> **What the exercise asks**: Sort through the entries below and pull out lines containing the word "PRINT".

> **Extracted entries**:

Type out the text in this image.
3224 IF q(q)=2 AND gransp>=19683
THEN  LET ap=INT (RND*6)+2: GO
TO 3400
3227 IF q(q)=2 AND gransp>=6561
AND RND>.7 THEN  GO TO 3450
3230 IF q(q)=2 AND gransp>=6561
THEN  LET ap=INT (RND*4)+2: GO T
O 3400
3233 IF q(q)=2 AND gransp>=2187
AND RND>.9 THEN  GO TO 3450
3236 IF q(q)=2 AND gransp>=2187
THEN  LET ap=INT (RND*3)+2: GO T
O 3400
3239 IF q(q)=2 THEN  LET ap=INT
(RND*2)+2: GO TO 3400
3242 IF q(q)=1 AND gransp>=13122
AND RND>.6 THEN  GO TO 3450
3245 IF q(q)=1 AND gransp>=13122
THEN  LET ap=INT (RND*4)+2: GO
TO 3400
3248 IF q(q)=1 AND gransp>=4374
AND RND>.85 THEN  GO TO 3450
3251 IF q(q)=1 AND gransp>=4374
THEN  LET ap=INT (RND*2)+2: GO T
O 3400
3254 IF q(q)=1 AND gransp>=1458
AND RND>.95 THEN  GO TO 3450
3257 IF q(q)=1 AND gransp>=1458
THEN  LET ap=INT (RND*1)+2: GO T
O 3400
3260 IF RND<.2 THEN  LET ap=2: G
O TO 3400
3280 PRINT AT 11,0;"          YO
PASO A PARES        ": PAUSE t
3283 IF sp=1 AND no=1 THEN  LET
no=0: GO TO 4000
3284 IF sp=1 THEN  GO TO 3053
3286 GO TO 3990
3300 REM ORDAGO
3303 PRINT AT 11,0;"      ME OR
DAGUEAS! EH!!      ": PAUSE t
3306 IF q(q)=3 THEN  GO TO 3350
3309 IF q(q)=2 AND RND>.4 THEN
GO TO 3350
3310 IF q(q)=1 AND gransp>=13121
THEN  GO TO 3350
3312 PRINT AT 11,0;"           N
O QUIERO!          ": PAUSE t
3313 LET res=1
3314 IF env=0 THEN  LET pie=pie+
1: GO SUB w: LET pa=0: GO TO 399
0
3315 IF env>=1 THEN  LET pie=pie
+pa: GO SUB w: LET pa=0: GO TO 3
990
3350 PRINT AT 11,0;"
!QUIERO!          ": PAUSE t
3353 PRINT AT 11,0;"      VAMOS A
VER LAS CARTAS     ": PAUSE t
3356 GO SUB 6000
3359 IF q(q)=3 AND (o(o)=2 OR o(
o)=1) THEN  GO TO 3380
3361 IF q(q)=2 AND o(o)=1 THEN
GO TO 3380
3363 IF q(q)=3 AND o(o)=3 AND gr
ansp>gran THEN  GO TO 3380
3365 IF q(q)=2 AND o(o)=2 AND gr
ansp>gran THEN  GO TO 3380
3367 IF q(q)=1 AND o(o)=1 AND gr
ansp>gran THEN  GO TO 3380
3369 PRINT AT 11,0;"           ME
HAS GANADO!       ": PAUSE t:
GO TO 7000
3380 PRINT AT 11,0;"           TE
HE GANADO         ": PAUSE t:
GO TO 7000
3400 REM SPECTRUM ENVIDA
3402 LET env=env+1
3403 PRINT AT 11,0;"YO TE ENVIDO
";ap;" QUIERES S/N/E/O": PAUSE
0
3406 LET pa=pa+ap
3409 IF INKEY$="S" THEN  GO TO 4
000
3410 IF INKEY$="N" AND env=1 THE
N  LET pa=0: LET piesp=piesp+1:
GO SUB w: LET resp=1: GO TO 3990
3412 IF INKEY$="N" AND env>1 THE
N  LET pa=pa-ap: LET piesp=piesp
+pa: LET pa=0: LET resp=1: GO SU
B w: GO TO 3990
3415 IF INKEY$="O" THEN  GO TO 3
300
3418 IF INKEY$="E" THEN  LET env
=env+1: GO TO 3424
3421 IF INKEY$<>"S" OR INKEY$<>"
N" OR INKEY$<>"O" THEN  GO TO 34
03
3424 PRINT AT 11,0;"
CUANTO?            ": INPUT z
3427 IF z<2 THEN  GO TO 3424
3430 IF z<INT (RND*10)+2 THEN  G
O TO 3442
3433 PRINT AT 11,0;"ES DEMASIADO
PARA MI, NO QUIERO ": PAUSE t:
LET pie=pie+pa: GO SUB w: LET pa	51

> **Output for this task**:
3280 PRINT AT 11,0;"          YO
3303 PRINT AT 11,0;"      ME OR
3312 PRINT AT 11,0;"           N
3350 PRINT AT 11,0;"
3353 PRINT AT 11,0;"      VAMOS A
3369 PRINT AT 11,0;"           ME
3380 PRINT AT 11,0;"           TE
3403 PRINT AT 11,0;"YO TE ENVIDO
3424 PRINT AT 11,0;"
3433 PRINT AT 11,0;"ES DEMASIADO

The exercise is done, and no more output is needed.